EXTRAIT DU DOCUMENT »

'''

Accélérons un peu le temps et me voici fiancée a un jeune loup avocat Français intéressé comme moi à explorer de nouveaux horizons. Aussitôt mariés, décision prise nous allions partir au pays de Walt Disney, cette Amérique qui résonnait en sirènes sur nos chaînes avec Miami Vice et Colombo et au cinéma avec Bonnie and Clyde et mon idole de jeunesse James Dean.
Sitôt dit, sitôt fait. Fièrement, je partis a l’Ambassade des Etats- Unis Avenue Gabrielle et en moins d’une heure nous en ressortions munis du billet de loterie tant convoite aujourd’hui, la carte verte pour mon époux. Ah tout de même, grâce à ce passage de la destinée, nous allions pouvoir partir 2 mois plus tard, juste a temps pour passer «New York au mois d’Août», trouver un appartement avant que ne commencent les cours à Columbia et me trouver un job pour faire tourner la marmite.
Nous avions bien décidé, bien précisé a nos familles et amis que le programme d’études durait 2ans et que donc ils pouvaient compter sur notre retour dans 2 années- pas plus- promis, juste à temps pour passer «Paris au mois d’Août», trouver un appartement et 2 jobs en faisant valoriser notre expérience d’expatriés triomphants.
Voyage romantique sur Air France, notre jeune couple se sépare de ses amarres familières avec l’enthousiasme et la fierté de se sentir à la fois privilégiés mais aussi courageux. Combien de nos amis l’auraient vraiment tentée cette aventure ? Combien auraient pris le risque de l’inconnu et intégrer La Big Apple- New York City- USA ?! Et bien nous le faisions, mon mari ayant diligemment approfondi sa connaissance de la langue en lisant un à un tous les Tintin mais version Anglaise- oui oui, ce n’est pas une blague.
Arrivés a JFK, appelée a l’époque Kennedy, les yeux rouges de fatigue traversant en taxi jaune le White Stone Bridge, toute l’Isle de Manhattan était baignée d’une lumière vive, pure, un ciel a la Magritte, a la fois éblouissante et intense. Nous étions ébahis par son étendue et les pointes d’aiguilles du Chrysler Building ou le Empire State Building, symboles uniques de cette ville.

'''

CONSIGNES »
• a. Répondez aux questions suivantes d'après le récit de l'installation à New York :
(i) À quelle adresse se trouvait l'Ambassade des États-Unis où la carte verte a été obtenue ?
(ii) Combien de temps durait le programme d'études annoncé aux familles et aux amis ?
(iii) Comment le mari avait-il approfondi sa connaissance de l'anglais ?
• b. Poursuivez le récit de l'installation à New York au-delà de sa dernière phrase.
Les lignes ne sont d'aucune utilité pour ce travail.

Listes des zones d'éléments:

'''

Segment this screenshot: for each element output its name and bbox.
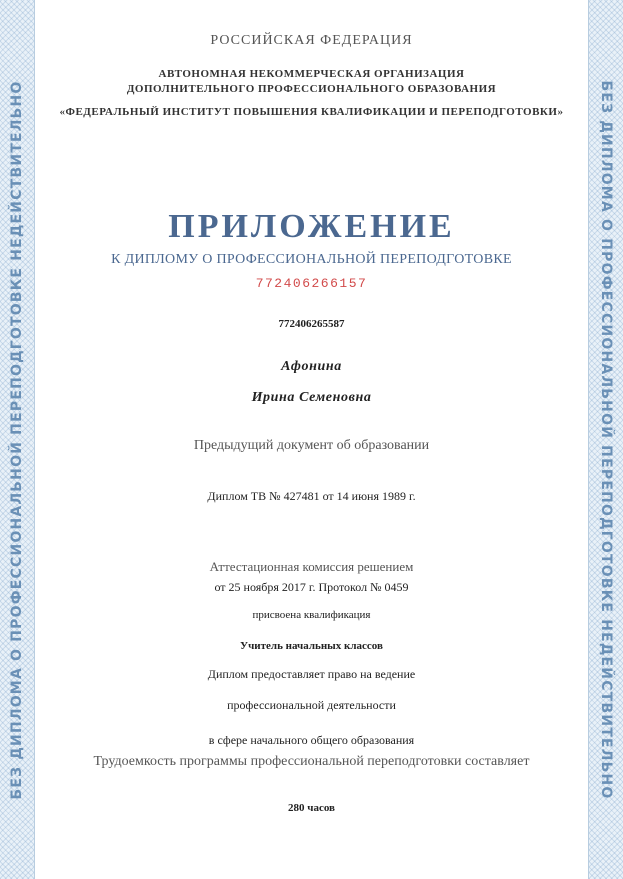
qualification-name: Учитель начальных классов — [240, 640, 383, 652]
rights-line-2: профессиональной деятельности — [227, 698, 396, 712]
rights-line-1: Диплом предоставляет право на ведение — [207, 667, 416, 681]
organization-line-1: АВТОНОМНАЯ НЕКОММЕРЧЕСКАЯ ОРГАНИЗАЦИЯ — [158, 68, 465, 80]
right-border-watermark: БЕЗ ДИПЛОМА О ПРОФЕССИОНАЛЬНОЙ ПЕРЕПОДГОТОВКЕ НЕДЕЙСТВИТЕЛЬНО — [598, 80, 614, 800]
country-name: РОССИЙСКАЯ ФЕДЕРАЦИЯ — [210, 33, 413, 48]
qualification-assigned-label: присвоена квалификация — [252, 609, 371, 621]
program-hours: 280 часов — [287, 802, 335, 814]
previous-document-label: Предыдущий документ об образовании — [193, 438, 430, 453]
document-title: ПРИЛОЖЕНИЕ — [168, 208, 455, 245]
serial-number: 772406266157 — [255, 276, 368, 291]
labor-intensity-label: Трудоемкость программы профессиональной переподготовки составляет — [93, 754, 530, 769]
left-border-watermark: БЕЗ ДИПЛОМА О ПРОФЕССИОНАЛЬНОЙ ПЕРЕПОДГОТОВКЕ НЕДЕЙСТВИТЕЛЬНО — [9, 80, 25, 800]
attestation-protocol-line: от 25 ноября 2017 г. Протокол № 0459 — [214, 580, 409, 594]
organization-line-2: ДОПОЛНИТЕЛЬНОГО ПРОФЕССИОНАЛЬНОГО ОБРАЗОВАНИЯ — [126, 83, 497, 95]
activity-sphere: в сфере начального общего образования — [208, 733, 415, 747]
holder-surname: Афонина — [281, 359, 342, 374]
attestation-commission-line: Аттестационная комиссия решением — [209, 559, 414, 574]
previous-document-value: Диплом ТВ № 427481 от 14 июня 1989 г. — [207, 489, 416, 503]
registration-number: 772406265587 — [278, 318, 345, 330]
holder-given-names: Ирина Семеновна — [251, 390, 372, 405]
organization-name: «ФЕДЕРАЛЬНЫЙ ИНСТИТУТ ПОВЫШЕНИЯ КВАЛИФИКАЦИИ И ПЕРЕПОДГОТОВКИ» — [59, 106, 564, 118]
document-subtitle: К ДИПЛОМУ О ПРОФЕССИОНАЛЬНОЙ ПЕРЕПОДГОТОВКЕ — [111, 252, 512, 267]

'''

CORRIGÉ DES EXERCICES »
• a.
(i) Avenue Gabrielle.
(ii) Deux ans.
(iii) En lisant un à un tous les Tintin en version anglaise.

• b.
Nous y étions, du haut de nos 27ans.
A peine descendus de l’avions, nous partons, valises à la main, visiter plusieurs appartements. En sortant du premier ascenseur je tombe face à face sur une vieille copine du circuit du golf Européen, arrivée 6 mois plus tôt. Nous avions déjà un numéro de téléphone et une invitation a dîner !
Au troisième appartement, nous étions décidés, nous allions être courageux, sans doute naïfs mais la vue du 26eme étage nous envoûtait trop. Nous allions faire fi des conseils de prudence, des rapports de violence, nous allions habiter au bord de Harlem. Je vous révèle l’adresse fatidique : 115 East 87th Street !! Mais je vous assure qu’à cette époque à trois blocks à gauche et deux tout droit, il fallait vraiment se tenir en éveil. Bien sûr, de l’autre côté, le calme de Park Avenue et à deux blocks Central Park. Ah j’oubliais nous avions aperçus aussi « Chez Dumas » une pâtisserie Française depuis lors disparue à deux pas de notre building. Affaire conclue.
Tout semblait si vite organisé, restait mon travail. Grâce aux vases communicants de Francophones me voici devenue professeur de Français de petits entre 5 et 6ans dans une école qui malheureusement n’existe plus : La «Fleming School», située à la 62e dans un superbe hôtel particulier. Chic chic, éducation bilingue avec un cursus qui conseillait l’apprentissage de la lecture en Français en premier, la recherche linguistique indiquant qu’il était plus facile pour des enfants en bas âge d’apprendre à lire en Français. La directrice, une Francophile dévouée et une pédagogue exceptionnelle accueillaient l’intelligentsia New Yorkaise souhaitant internationaliser leurs enfants. Des professeurs Américains ouverts et dynamiques et un groupe d’enseignantes Françaises souvent épouses d’expatriés formaient une unité de soutien et de découvertes journalières. Que d’heures passées a comparer l’approche scolaire, l’approche psycho/pédagogique, à analyser le comportement des parents, le manque de discipline ou du moins de rigueur, la disparité de l’effort et de la récompense et bien entendu le poids de l’argent et du cachet de la longue voiture noire attendant une gamine de 6 ans à la sortie entourée de nanny’s.
A ce propos, je n’oublierais jamais notre première soirée chez des Américains (trop peu ont suivi malgré le plaisir qu’ils avaient à dîner chez nous). Nous voici le vin blanc servi comme il se doit et les trois questions inévitables posées a chaque nouvelle rencontre : «Où habitez-vous ?» «Que fait votre mari ?» et «Quel est son salaire ?». Vous imaginez mon choc, ma consternation, mon balbutiement. D’un autre côté, je ne pouvais m’empêcher d’admirer qu’à chaque fois que je rencontrais une nouvelle personne, elle se souvenait immédiatement de mon prénom sans effort moi
jeune fille de bonne famille je pensais encore- Madame X ou Monsieur X….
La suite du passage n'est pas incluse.